>>

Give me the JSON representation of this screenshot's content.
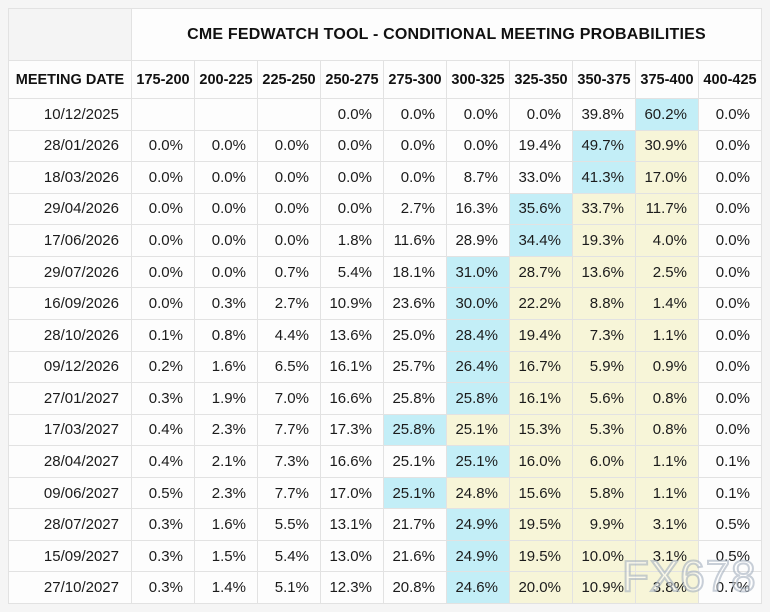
{
  "title": "CME FEDWATCH TOOL - CONDITIONAL MEETING PROBABILITIES",
  "watermark": "FX678",
  "colors": {
    "top_probability_highlight": "#c3eef7",
    "secondary_probability_highlight": "#f7f5d8"
  },
  "chart_data": {
    "type": "table",
    "title": "CME FEDWATCH TOOL - CONDITIONAL MEETING PROBABILITIES",
    "columns": [
      "MEETING DATE",
      "175-200",
      "200-225",
      "225-250",
      "250-275",
      "275-300",
      "300-325",
      "325-350",
      "350-375",
      "375-400",
      "400-425"
    ],
    "highlight_colors": {
      "1": "#c3eef7",
      "2": "#f7f5d8"
    },
    "rows": [
      {
        "date": "10/12/2025",
        "values": [
          "",
          "",
          "",
          "0.0%",
          "0.0%",
          "0.0%",
          "0.0%",
          "39.8%",
          "60.2%",
          "0.0%"
        ],
        "highlights": [
          0,
          0,
          0,
          0,
          0,
          0,
          0,
          0,
          1,
          0
        ]
      },
      {
        "date": "28/01/2026",
        "values": [
          "0.0%",
          "0.0%",
          "0.0%",
          "0.0%",
          "0.0%",
          "0.0%",
          "19.4%",
          "49.7%",
          "30.9%",
          "0.0%"
        ],
        "highlights": [
          0,
          0,
          0,
          0,
          0,
          0,
          0,
          1,
          2,
          0
        ]
      },
      {
        "date": "18/03/2026",
        "values": [
          "0.0%",
          "0.0%",
          "0.0%",
          "0.0%",
          "0.0%",
          "8.7%",
          "33.0%",
          "41.3%",
          "17.0%",
          "0.0%"
        ],
        "highlights": [
          0,
          0,
          0,
          0,
          0,
          0,
          0,
          1,
          2,
          0
        ]
      },
      {
        "date": "29/04/2026",
        "values": [
          "0.0%",
          "0.0%",
          "0.0%",
          "0.0%",
          "2.7%",
          "16.3%",
          "35.6%",
          "33.7%",
          "11.7%",
          "0.0%"
        ],
        "highlights": [
          0,
          0,
          0,
          0,
          0,
          0,
          1,
          2,
          2,
          0
        ]
      },
      {
        "date": "17/06/2026",
        "values": [
          "0.0%",
          "0.0%",
          "0.0%",
          "1.8%",
          "11.6%",
          "28.9%",
          "34.4%",
          "19.3%",
          "4.0%",
          "0.0%"
        ],
        "highlights": [
          0,
          0,
          0,
          0,
          0,
          0,
          1,
          2,
          2,
          0
        ]
      },
      {
        "date": "29/07/2026",
        "values": [
          "0.0%",
          "0.0%",
          "0.7%",
          "5.4%",
          "18.1%",
          "31.0%",
          "28.7%",
          "13.6%",
          "2.5%",
          "0.0%"
        ],
        "highlights": [
          0,
          0,
          0,
          0,
          0,
          1,
          2,
          2,
          2,
          0
        ]
      },
      {
        "date": "16/09/2026",
        "values": [
          "0.0%",
          "0.3%",
          "2.7%",
          "10.9%",
          "23.6%",
          "30.0%",
          "22.2%",
          "8.8%",
          "1.4%",
          "0.0%"
        ],
        "highlights": [
          0,
          0,
          0,
          0,
          0,
          1,
          2,
          2,
          2,
          0
        ]
      },
      {
        "date": "28/10/2026",
        "values": [
          "0.1%",
          "0.8%",
          "4.4%",
          "13.6%",
          "25.0%",
          "28.4%",
          "19.4%",
          "7.3%",
          "1.1%",
          "0.0%"
        ],
        "highlights": [
          0,
          0,
          0,
          0,
          0,
          1,
          2,
          2,
          2,
          0
        ]
      },
      {
        "date": "09/12/2026",
        "values": [
          "0.2%",
          "1.6%",
          "6.5%",
          "16.1%",
          "25.7%",
          "26.4%",
          "16.7%",
          "5.9%",
          "0.9%",
          "0.0%"
        ],
        "highlights": [
          0,
          0,
          0,
          0,
          0,
          1,
          2,
          2,
          2,
          0
        ]
      },
      {
        "date": "27/01/2027",
        "values": [
          "0.3%",
          "1.9%",
          "7.0%",
          "16.6%",
          "25.8%",
          "25.8%",
          "16.1%",
          "5.6%",
          "0.8%",
          "0.0%"
        ],
        "highlights": [
          0,
          0,
          0,
          0,
          0,
          1,
          2,
          2,
          2,
          0
        ]
      },
      {
        "date": "17/03/2027",
        "values": [
          "0.4%",
          "2.3%",
          "7.7%",
          "17.3%",
          "25.8%",
          "25.1%",
          "15.3%",
          "5.3%",
          "0.8%",
          "0.0%"
        ],
        "highlights": [
          0,
          0,
          0,
          0,
          1,
          2,
          2,
          2,
          2,
          0
        ]
      },
      {
        "date": "28/04/2027",
        "values": [
          "0.4%",
          "2.1%",
          "7.3%",
          "16.6%",
          "25.1%",
          "25.1%",
          "16.0%",
          "6.0%",
          "1.1%",
          "0.1%"
        ],
        "highlights": [
          0,
          0,
          0,
          0,
          0,
          1,
          2,
          2,
          2,
          0
        ]
      },
      {
        "date": "09/06/2027",
        "values": [
          "0.5%",
          "2.3%",
          "7.7%",
          "17.0%",
          "25.1%",
          "24.8%",
          "15.6%",
          "5.8%",
          "1.1%",
          "0.1%"
        ],
        "highlights": [
          0,
          0,
          0,
          0,
          1,
          2,
          2,
          2,
          2,
          0
        ]
      },
      {
        "date": "28/07/2027",
        "values": [
          "0.3%",
          "1.6%",
          "5.5%",
          "13.1%",
          "21.7%",
          "24.9%",
          "19.5%",
          "9.9%",
          "3.1%",
          "0.5%"
        ],
        "highlights": [
          0,
          0,
          0,
          0,
          0,
          1,
          2,
          2,
          2,
          0
        ]
      },
      {
        "date": "15/09/2027",
        "values": [
          "0.3%",
          "1.5%",
          "5.4%",
          "13.0%",
          "21.6%",
          "24.9%",
          "19.5%",
          "10.0%",
          "3.1%",
          "0.5%"
        ],
        "highlights": [
          0,
          0,
          0,
          0,
          0,
          1,
          2,
          2,
          2,
          0
        ]
      },
      {
        "date": "27/10/2027",
        "values": [
          "0.3%",
          "1.4%",
          "5.1%",
          "12.3%",
          "20.8%",
          "24.6%",
          "20.0%",
          "10.9%",
          "3.8%",
          "0.7%"
        ],
        "highlights": [
          0,
          0,
          0,
          0,
          0,
          1,
          2,
          2,
          2,
          0
        ]
      }
    ]
  }
}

<<

*Short task*:
Where a line in the entries holds the word "TOOL", copy that line.

*Response*:
  "title": "CME FEDWATCH TOOL - CONDITIONAL MEETING PROBABILITIES",
    "title": "CME FEDWATCH TOOL - CONDITIONAL MEETING PROBABILITIES",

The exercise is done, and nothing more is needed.